| Task description |
Go through the entries one line at a time, and gather every line that has the word "Srpanj".

┌─ Records for the exercise

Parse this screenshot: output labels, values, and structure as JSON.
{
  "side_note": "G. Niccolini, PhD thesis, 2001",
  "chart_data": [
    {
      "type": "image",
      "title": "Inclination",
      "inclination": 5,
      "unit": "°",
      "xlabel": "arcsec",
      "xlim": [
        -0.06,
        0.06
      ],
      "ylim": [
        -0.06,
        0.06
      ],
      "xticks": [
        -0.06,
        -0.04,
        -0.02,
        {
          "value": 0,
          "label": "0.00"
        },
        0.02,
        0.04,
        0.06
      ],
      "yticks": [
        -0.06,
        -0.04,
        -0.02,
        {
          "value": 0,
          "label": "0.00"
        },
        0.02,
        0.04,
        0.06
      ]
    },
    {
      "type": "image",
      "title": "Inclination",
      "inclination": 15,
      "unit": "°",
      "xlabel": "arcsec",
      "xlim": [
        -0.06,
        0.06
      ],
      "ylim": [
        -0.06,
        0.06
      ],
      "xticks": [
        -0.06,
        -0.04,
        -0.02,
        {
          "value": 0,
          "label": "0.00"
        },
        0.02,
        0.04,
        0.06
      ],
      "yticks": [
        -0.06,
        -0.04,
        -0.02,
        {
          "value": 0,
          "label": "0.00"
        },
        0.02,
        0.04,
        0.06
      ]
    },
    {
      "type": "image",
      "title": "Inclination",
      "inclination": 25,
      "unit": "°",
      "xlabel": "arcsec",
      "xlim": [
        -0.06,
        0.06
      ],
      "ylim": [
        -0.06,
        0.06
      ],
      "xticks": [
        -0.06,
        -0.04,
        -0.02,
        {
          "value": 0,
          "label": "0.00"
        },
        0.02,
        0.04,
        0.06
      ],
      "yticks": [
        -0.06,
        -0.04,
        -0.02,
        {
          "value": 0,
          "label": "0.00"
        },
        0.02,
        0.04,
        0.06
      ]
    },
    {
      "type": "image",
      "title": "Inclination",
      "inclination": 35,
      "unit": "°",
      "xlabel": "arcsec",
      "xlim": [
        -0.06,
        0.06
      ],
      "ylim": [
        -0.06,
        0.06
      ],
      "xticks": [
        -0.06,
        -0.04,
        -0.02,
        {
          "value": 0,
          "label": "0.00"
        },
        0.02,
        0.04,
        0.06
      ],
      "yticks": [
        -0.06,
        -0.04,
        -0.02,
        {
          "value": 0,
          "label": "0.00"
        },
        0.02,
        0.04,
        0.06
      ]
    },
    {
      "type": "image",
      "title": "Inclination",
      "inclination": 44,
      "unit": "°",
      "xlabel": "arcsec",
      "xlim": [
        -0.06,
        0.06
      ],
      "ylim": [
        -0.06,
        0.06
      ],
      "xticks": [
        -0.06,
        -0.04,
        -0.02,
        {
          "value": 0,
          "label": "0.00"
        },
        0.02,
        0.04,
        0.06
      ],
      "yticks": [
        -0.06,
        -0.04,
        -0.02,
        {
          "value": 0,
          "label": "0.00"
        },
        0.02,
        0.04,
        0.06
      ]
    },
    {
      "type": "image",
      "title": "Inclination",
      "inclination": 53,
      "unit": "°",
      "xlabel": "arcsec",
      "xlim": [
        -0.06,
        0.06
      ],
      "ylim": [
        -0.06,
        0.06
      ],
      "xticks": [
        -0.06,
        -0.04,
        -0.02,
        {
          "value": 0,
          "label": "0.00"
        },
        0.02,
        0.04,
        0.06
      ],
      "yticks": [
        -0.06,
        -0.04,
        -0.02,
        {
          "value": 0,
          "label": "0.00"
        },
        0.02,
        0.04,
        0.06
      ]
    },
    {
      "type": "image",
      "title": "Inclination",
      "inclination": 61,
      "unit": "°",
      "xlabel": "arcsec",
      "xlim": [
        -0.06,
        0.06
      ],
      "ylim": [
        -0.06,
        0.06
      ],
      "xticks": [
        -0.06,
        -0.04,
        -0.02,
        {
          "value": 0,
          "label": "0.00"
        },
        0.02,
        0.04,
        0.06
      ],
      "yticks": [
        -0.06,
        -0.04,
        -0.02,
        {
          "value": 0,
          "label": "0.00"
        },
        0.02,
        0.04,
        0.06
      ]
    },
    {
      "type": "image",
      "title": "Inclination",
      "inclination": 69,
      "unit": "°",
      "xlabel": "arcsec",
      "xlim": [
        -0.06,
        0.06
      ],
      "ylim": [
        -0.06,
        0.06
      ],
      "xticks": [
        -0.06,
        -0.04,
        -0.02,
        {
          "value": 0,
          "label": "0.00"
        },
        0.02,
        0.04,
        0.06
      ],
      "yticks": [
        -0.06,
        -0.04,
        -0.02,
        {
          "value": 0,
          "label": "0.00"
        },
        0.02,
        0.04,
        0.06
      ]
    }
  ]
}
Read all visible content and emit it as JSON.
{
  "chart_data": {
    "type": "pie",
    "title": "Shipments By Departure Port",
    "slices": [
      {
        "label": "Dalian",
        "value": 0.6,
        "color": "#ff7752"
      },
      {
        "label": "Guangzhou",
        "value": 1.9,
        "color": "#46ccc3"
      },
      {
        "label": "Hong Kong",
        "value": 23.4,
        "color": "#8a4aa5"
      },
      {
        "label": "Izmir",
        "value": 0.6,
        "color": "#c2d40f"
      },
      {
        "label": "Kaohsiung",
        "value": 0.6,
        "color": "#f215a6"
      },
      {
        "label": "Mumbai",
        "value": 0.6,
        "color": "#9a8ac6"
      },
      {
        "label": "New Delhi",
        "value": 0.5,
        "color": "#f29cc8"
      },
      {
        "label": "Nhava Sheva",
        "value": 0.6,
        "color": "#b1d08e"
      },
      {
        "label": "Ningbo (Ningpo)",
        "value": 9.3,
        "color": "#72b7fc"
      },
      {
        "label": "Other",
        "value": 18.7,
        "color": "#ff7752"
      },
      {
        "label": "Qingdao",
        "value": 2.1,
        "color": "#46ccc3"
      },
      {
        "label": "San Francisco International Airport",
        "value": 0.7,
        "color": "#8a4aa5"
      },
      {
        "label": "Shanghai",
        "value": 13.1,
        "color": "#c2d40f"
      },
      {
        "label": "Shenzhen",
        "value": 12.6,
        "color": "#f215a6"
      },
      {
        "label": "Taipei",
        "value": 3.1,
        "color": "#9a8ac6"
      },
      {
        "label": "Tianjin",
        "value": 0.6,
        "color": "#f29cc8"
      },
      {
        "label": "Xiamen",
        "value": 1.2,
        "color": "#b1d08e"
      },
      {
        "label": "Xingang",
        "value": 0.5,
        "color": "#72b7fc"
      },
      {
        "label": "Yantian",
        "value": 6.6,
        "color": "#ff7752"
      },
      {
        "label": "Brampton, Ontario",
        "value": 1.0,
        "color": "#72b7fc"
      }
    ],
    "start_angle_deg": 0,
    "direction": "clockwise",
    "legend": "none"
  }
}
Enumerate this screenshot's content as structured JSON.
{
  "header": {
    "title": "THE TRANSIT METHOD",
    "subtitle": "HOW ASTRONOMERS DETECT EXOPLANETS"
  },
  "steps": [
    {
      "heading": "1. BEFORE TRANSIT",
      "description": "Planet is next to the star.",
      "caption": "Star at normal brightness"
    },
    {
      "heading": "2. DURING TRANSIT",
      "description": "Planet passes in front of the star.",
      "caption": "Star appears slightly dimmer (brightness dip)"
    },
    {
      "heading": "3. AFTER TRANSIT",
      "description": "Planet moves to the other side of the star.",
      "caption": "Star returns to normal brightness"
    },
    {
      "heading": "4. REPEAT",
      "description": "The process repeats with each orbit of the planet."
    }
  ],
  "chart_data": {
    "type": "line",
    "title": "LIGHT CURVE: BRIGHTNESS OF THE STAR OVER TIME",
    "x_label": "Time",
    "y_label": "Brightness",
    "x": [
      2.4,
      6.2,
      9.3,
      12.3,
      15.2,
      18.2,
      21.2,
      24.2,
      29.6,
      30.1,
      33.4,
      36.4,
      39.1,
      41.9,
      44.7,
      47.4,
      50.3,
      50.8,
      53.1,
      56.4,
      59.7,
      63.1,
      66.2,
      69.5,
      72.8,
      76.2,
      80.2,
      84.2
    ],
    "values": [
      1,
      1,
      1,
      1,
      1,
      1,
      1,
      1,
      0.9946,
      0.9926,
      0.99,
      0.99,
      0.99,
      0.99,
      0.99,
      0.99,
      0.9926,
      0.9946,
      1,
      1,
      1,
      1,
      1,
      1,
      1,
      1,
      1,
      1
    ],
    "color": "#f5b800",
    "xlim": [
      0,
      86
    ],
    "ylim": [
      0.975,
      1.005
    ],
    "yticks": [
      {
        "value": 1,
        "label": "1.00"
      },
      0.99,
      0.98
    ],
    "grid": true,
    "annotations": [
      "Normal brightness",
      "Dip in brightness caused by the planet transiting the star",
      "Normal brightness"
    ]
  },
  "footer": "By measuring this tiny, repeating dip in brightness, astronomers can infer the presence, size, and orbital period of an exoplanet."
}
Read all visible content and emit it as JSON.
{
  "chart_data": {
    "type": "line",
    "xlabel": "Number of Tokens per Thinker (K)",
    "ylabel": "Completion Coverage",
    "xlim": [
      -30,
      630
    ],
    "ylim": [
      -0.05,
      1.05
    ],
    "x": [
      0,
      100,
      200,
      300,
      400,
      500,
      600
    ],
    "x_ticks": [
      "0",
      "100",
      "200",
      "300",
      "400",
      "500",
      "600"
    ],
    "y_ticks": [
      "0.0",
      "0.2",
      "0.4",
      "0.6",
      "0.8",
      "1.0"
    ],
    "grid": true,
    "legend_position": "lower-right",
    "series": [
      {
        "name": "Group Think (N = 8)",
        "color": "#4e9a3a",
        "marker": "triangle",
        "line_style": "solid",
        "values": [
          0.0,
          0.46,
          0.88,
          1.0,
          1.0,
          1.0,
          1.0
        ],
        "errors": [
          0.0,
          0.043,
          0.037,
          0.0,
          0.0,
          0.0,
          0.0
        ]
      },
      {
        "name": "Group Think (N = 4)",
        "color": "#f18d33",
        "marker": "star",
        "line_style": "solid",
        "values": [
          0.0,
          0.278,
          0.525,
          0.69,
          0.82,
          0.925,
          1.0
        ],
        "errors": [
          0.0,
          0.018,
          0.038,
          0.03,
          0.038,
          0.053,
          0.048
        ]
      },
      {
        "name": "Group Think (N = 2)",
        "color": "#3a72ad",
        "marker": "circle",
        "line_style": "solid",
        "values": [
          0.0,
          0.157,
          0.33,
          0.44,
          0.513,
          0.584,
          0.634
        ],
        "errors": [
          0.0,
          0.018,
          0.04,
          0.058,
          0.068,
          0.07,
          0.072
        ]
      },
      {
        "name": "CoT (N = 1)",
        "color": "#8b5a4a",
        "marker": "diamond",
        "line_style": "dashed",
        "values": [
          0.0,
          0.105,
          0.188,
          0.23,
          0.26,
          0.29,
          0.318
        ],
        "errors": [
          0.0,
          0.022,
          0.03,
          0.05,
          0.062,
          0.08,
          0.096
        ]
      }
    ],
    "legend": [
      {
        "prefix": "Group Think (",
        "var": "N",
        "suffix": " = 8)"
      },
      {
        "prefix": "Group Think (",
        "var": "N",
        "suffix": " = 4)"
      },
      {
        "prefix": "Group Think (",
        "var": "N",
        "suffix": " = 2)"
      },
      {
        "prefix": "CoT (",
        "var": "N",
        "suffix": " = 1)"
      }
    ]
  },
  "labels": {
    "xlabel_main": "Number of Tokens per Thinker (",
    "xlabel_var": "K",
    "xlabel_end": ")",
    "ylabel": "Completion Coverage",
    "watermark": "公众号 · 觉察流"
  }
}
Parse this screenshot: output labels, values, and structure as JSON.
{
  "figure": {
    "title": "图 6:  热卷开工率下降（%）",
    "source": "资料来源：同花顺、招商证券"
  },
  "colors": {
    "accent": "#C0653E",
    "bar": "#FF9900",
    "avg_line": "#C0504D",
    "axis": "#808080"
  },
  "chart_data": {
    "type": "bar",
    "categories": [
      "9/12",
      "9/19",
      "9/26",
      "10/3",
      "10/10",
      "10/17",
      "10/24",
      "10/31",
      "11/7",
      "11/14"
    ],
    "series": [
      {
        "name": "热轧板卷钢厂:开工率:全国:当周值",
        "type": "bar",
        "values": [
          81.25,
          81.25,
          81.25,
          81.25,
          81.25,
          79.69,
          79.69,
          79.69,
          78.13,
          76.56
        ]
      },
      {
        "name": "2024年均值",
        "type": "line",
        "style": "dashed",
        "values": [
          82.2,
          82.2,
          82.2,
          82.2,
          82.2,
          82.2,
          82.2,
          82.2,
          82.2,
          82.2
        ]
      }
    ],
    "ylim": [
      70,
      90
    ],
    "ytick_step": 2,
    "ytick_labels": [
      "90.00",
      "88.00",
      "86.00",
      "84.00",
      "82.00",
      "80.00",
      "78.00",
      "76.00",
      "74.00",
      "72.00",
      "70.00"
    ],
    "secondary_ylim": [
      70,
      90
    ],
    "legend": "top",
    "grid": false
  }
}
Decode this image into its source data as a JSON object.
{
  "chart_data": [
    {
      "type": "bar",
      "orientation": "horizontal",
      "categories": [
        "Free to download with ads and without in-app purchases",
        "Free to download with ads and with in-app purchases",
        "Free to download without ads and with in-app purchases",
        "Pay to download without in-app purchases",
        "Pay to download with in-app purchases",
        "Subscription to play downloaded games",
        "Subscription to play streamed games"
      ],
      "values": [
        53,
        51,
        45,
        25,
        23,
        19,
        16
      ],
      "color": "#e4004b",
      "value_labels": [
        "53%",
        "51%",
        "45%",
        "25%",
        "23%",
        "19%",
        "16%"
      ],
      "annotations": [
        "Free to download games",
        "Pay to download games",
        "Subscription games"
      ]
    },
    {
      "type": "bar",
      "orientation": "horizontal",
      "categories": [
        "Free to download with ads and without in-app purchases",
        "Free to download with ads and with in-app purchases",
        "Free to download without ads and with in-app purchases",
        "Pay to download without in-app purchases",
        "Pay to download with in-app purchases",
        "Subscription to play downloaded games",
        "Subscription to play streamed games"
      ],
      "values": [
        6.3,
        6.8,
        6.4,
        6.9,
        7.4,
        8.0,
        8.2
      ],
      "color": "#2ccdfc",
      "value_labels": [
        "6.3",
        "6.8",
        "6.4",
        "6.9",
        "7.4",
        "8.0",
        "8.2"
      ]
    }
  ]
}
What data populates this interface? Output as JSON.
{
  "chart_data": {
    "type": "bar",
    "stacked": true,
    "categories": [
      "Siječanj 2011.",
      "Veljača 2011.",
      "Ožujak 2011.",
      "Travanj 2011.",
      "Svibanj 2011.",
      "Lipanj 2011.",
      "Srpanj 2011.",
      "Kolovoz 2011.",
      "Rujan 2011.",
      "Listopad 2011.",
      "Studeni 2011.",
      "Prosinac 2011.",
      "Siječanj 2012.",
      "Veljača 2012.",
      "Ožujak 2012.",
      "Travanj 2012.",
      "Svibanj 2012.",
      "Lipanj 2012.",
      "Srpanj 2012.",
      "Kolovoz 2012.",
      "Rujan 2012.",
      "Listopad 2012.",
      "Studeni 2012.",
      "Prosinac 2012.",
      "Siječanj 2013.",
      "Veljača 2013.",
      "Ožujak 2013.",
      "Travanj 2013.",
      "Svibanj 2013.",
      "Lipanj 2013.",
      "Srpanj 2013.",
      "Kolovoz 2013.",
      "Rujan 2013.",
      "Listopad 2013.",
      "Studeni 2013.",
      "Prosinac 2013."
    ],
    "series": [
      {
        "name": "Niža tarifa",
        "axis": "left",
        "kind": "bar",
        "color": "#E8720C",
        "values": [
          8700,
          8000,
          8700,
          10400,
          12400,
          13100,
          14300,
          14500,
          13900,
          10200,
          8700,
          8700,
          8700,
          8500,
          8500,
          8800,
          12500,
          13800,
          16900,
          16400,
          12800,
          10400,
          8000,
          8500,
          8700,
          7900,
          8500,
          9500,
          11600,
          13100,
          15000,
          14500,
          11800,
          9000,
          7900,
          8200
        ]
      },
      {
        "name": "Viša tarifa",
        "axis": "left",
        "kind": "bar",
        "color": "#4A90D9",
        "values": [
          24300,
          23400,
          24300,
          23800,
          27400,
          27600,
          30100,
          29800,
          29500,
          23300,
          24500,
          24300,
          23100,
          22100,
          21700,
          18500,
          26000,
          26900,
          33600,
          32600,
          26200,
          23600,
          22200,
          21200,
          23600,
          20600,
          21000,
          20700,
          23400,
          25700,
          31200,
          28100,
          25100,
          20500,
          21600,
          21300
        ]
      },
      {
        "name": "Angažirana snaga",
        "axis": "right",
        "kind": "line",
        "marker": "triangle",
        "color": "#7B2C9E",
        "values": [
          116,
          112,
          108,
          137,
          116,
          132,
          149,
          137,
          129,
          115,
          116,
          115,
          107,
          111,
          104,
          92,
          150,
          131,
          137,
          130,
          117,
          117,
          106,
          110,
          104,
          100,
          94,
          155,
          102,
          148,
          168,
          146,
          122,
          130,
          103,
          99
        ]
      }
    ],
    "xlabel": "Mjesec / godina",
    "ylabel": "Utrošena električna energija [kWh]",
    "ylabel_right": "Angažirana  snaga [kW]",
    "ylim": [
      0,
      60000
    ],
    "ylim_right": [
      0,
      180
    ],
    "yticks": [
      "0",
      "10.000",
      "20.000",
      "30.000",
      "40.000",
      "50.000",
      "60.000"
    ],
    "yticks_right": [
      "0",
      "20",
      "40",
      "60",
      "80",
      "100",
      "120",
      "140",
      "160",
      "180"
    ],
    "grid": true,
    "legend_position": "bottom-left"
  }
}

└─

| Task result |
      "Srpanj 2011.",
      "Srpanj 2012.",
      "Srpanj 2013.",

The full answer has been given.